* Written exercise:
Print the entries that appear below, exactly as written and without their pictures.

— start of Records to use —

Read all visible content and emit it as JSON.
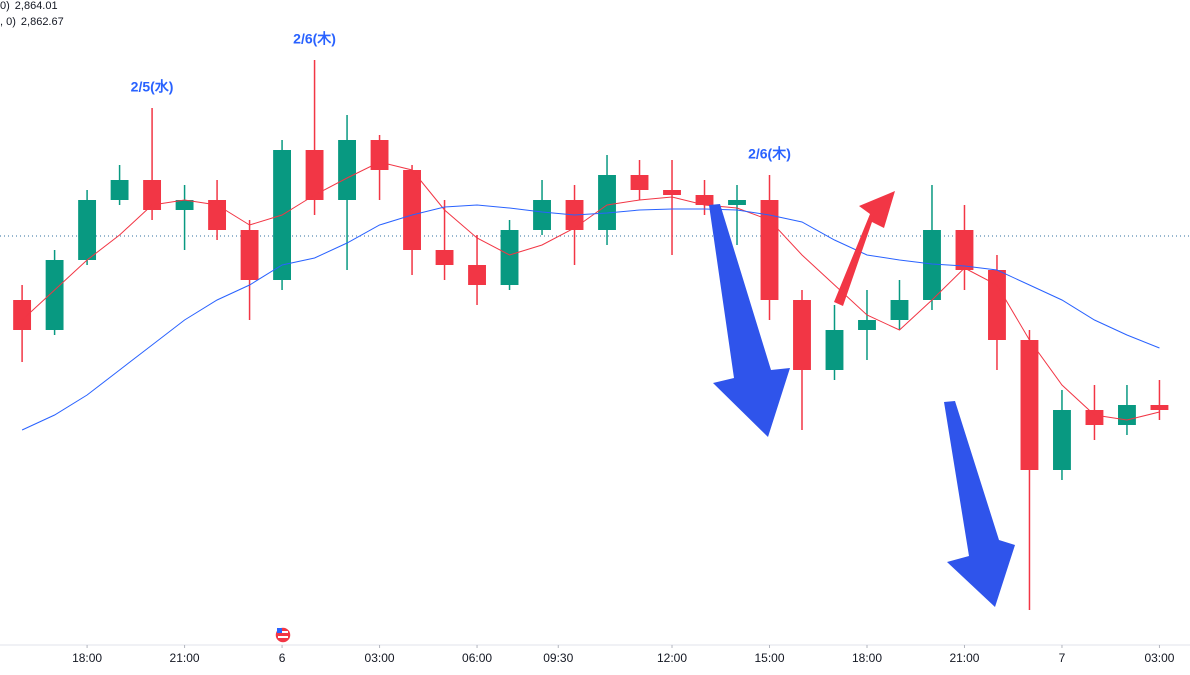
{
  "chart_data": {
    "type": "candlestick",
    "legend": [
      {
        "label": "0)",
        "value": "2,864.01",
        "color": "#f23645"
      },
      {
        "label": ", 0)",
        "value": "2,862.67",
        "color": "#2962ff"
      }
    ],
    "annotations": [
      {
        "text": "2/5(水)",
        "x": 5,
        "y": 2881.2
      },
      {
        "text": "2/6(木)",
        "x": 10,
        "y": 2886
      },
      {
        "text": "2/6(木)",
        "x": 24,
        "y": 2874.5
      }
    ],
    "up_color": "#089981",
    "down_color": "#f23645",
    "x": [
      1,
      2,
      3,
      4,
      5,
      6,
      7,
      8,
      9,
      10,
      11,
      12,
      13,
      14,
      15,
      16,
      17,
      18,
      19,
      20,
      21,
      22,
      23,
      24,
      25,
      26,
      27,
      28,
      29,
      30,
      31,
      32,
      33,
      34,
      35,
      36
    ],
    "candles": [
      [
        2862,
        2863.5,
        2855.8,
        2859
      ],
      [
        2859,
        2867,
        2858.5,
        2866
      ],
      [
        2866,
        2873,
        2865.5,
        2872
      ],
      [
        2872,
        2875.5,
        2871.5,
        2874
      ],
      [
        2874,
        2881.2,
        2870,
        2871
      ],
      [
        2871,
        2873.5,
        2867,
        2872
      ],
      [
        2872,
        2874,
        2868,
        2869
      ],
      [
        2869,
        2870,
        2860,
        2864
      ],
      [
        2864,
        2878,
        2863,
        2877
      ],
      [
        2877,
        2886,
        2870.5,
        2872
      ],
      [
        2872,
        2880.5,
        2865,
        2878
      ],
      [
        2878,
        2878.5,
        2872,
        2875
      ],
      [
        2875,
        2875.5,
        2864.5,
        2867
      ],
      [
        2867,
        2872,
        2864,
        2865.5
      ],
      [
        2865.5,
        2868.5,
        2861.5,
        2863.5
      ],
      [
        2863.5,
        2870,
        2863,
        2869
      ],
      [
        2869,
        2874,
        2868.5,
        2872
      ],
      [
        2872,
        2873.5,
        2865.5,
        2869
      ],
      [
        2869,
        2876.5,
        2867.5,
        2874.5
      ],
      [
        2874.5,
        2876,
        2872,
        2873
      ],
      [
        2873,
        2876,
        2866.5,
        2872.5
      ],
      [
        2872.5,
        2874,
        2870.5,
        2871.5
      ],
      [
        2871.5,
        2873.5,
        2867.5,
        2872
      ],
      [
        2872,
        2874.5,
        2860,
        2862
      ],
      [
        2862,
        2863,
        2849,
        2855
      ],
      [
        2855,
        2861.5,
        2854,
        2859
      ],
      [
        2859,
        2863,
        2856,
        2860
      ],
      [
        2860,
        2864,
        2859,
        2862
      ],
      [
        2862,
        2873.5,
        2861,
        2869
      ],
      [
        2869,
        2871.5,
        2863,
        2865
      ],
      [
        2865,
        2866.5,
        2855,
        2858
      ],
      [
        2858,
        2859,
        2831,
        2845
      ],
      [
        2845,
        2853,
        2844,
        2851
      ],
      [
        2851,
        2853.5,
        2848,
        2849.5
      ],
      [
        2849.5,
        2853.5,
        2848.5,
        2851.5
      ],
      [
        2851.5,
        2854,
        2850,
        2851
      ]
    ],
    "moving_averages": [
      {
        "color": "#f23645",
        "values": [
          2860,
          2863,
          2866,
          2868.5,
          2871.5,
          2872,
          2871.5,
          2869.5,
          2870.5,
          2872.5,
          2874.2,
          2875.8,
          2875,
          2871,
          2868.2,
          2866.5,
          2867.5,
          2869.2,
          2871.5,
          2872,
          2872.3,
          2871.5,
          2871.2,
          2870,
          2866.5,
          2863.5,
          2860.5,
          2859,
          2862,
          2865.2,
          2863.5,
          2858,
          2853.5,
          2850.5,
          2850,
          2850.8
        ]
      },
      {
        "color": "#2962ff",
        "values": [
          2849,
          2850.5,
          2852.5,
          2855,
          2857.5,
          2860,
          2862,
          2863.5,
          2865.5,
          2866.2,
          2867.7,
          2869.5,
          2870.5,
          2871.3,
          2871.5,
          2871.2,
          2870.8,
          2870.5,
          2870.7,
          2871,
          2871.1,
          2871.1,
          2871,
          2870.5,
          2869.8,
          2868,
          2866.5,
          2866,
          2865.6,
          2865.4,
          2865,
          2863.5,
          2862,
          2860,
          2858.5,
          2857.2
        ]
      }
    ],
    "price_line": 2868.4,
    "xlim": [
      0.32,
      36.94
    ],
    "ylim": [
      2828,
      2892
    ],
    "xticks": [
      {
        "value": 3,
        "label": "18:00"
      },
      {
        "value": 6,
        "label": "21:00"
      },
      {
        "value": 9,
        "label": "6"
      },
      {
        "value": 12,
        "label": "03:00"
      },
      {
        "value": 15,
        "label": "06:00"
      },
      {
        "value": 17.5,
        "label": "09:30"
      },
      {
        "value": 21,
        "label": "12:00"
      },
      {
        "value": 24,
        "label": "15:00"
      },
      {
        "value": 27,
        "label": "18:00"
      },
      {
        "value": 30,
        "label": "21:00"
      },
      {
        "value": 33,
        "label": "7"
      },
      {
        "value": 36,
        "label": "03:00"
      }
    ]
  }
}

— end of Records to use —

* Final result:
Read all visible content and emit it as JSON.
{
  "chart_data": {
    "type": "candlestick",
    "legend": [
      {
        "label": "0)",
        "value": "2,864.01",
        "color": "#f23645"
      },
      {
        "label": ", 0)",
        "value": "2,862.67",
        "color": "#2962ff"
      }
    ],
    "annotations": [
      {
        "text": "2/5(水)",
        "x": 5,
        "y": 2881.2
      },
      {
        "text": "2/6(木)",
        "x": 10,
        "y": 2886
      },
      {
        "text": "2/6(木)",
        "x": 24,
        "y": 2874.5
      }
    ],
    "up_color": "#089981",
    "down_color": "#f23645",
    "x": [
      1,
      2,
      3,
      4,
      5,
      6,
      7,
      8,
      9,
      10,
      11,
      12,
      13,
      14,
      15,
      16,
      17,
      18,
      19,
      20,
      21,
      22,
      23,
      24,
      25,
      26,
      27,
      28,
      29,
      30,
      31,
      32,
      33,
      34,
      35,
      36
    ],
    "candles": [
      [
        2862,
        2863.5,
        2855.8,
        2859
      ],
      [
        2859,
        2867,
        2858.5,
        2866
      ],
      [
        2866,
        2873,
        2865.5,
        2872
      ],
      [
        2872,
        2875.5,
        2871.5,
        2874
      ],
      [
        2874,
        2881.2,
        2870,
        2871
      ],
      [
        2871,
        2873.5,
        2867,
        2872
      ],
      [
        2872,
        2874,
        2868,
        2869
      ],
      [
        2869,
        2870,
        2860,
        2864
      ],
      [
        2864,
        2878,
        2863,
        2877
      ],
      [
        2877,
        2886,
        2870.5,
        2872
      ],
      [
        2872,
        2880.5,
        2865,
        2878
      ],
      [
        2878,
        2878.5,
        2872,
        2875
      ],
      [
        2875,
        2875.5,
        2864.5,
        2867
      ],
      [
        2867,
        2872,
        2864,
        2865.5
      ],
      [
        2865.5,
        2868.5,
        2861.5,
        2863.5
      ],
      [
        2863.5,
        2870,
        2863,
        2869
      ],
      [
        2869,
        2874,
        2868.5,
        2872
      ],
      [
        2872,
        2873.5,
        2865.5,
        2869
      ],
      [
        2869,
        2876.5,
        2867.5,
        2874.5
      ],
      [
        2874.5,
        2876,
        2872,
        2873
      ],
      [
        2873,
        2876,
        2866.5,
        2872.5
      ],
      [
        2872.5,
        2874,
        2870.5,
        2871.5
      ],
      [
        2871.5,
        2873.5,
        2867.5,
        2872
      ],
      [
        2872,
        2874.5,
        2860,
        2862
      ],
      [
        2862,
        2863,
        2849,
        2855
      ],
      [
        2855,
        2861.5,
        2854,
        2859
      ],
      [
        2859,
        2863,
        2856,
        2860
      ],
      [
        2860,
        2864,
        2859,
        2862
      ],
      [
        2862,
        2873.5,
        2861,
        2869
      ],
      [
        2869,
        2871.5,
        2863,
        2865
      ],
      [
        2865,
        2866.5,
        2855,
        2858
      ],
      [
        2858,
        2859,
        2831,
        2845
      ],
      [
        2845,
        2853,
        2844,
        2851
      ],
      [
        2851,
        2853.5,
        2848,
        2849.5
      ],
      [
        2849.5,
        2853.5,
        2848.5,
        2851.5
      ],
      [
        2851.5,
        2854,
        2850,
        2851
      ]
    ],
    "moving_averages": [
      {
        "color": "#f23645",
        "values": [
          2860,
          2863,
          2866,
          2868.5,
          2871.5,
          2872,
          2871.5,
          2869.5,
          2870.5,
          2872.5,
          2874.2,
          2875.8,
          2875,
          2871,
          2868.2,
          2866.5,
          2867.5,
          2869.2,
          2871.5,
          2872,
          2872.3,
          2871.5,
          2871.2,
          2870,
          2866.5,
          2863.5,
          2860.5,
          2859,
          2862,
          2865.2,
          2863.5,
          2858,
          2853.5,
          2850.5,
          2850,
          2850.8
        ]
      },
      {
        "color": "#2962ff",
        "values": [
          2849,
          2850.5,
          2852.5,
          2855,
          2857.5,
          2860,
          2862,
          2863.5,
          2865.5,
          2866.2,
          2867.7,
          2869.5,
          2870.5,
          2871.3,
          2871.5,
          2871.2,
          2870.8,
          2870.5,
          2870.7,
          2871,
          2871.1,
          2871.1,
          2871,
          2870.5,
          2869.8,
          2868,
          2866.5,
          2866,
          2865.6,
          2865.4,
          2865,
          2863.5,
          2862,
          2860,
          2858.5,
          2857.2
        ]
      }
    ],
    "price_line": 2868.4,
    "xlim": [
      0.32,
      36.94
    ],
    "ylim": [
      2828,
      2892
    ],
    "xticks": [
      {
        "value": 3,
        "label": "18:00"
      },
      {
        "value": 6,
        "label": "21:00"
      },
      {
        "value": 9,
        "label": "6"
      },
      {
        "value": 12,
        "label": "03:00"
      },
      {
        "value": 15,
        "label": "06:00"
      },
      {
        "value": 17.5,
        "label": "09:30"
      },
      {
        "value": 21,
        "label": "12:00"
      },
      {
        "value": 24,
        "label": "15:00"
      },
      {
        "value": 27,
        "label": "18:00"
      },
      {
        "value": 30,
        "label": "21:00"
      },
      {
        "value": 33,
        "label": "7"
      },
      {
        "value": 36,
        "label": "03:00"
      }
    ]
  }
}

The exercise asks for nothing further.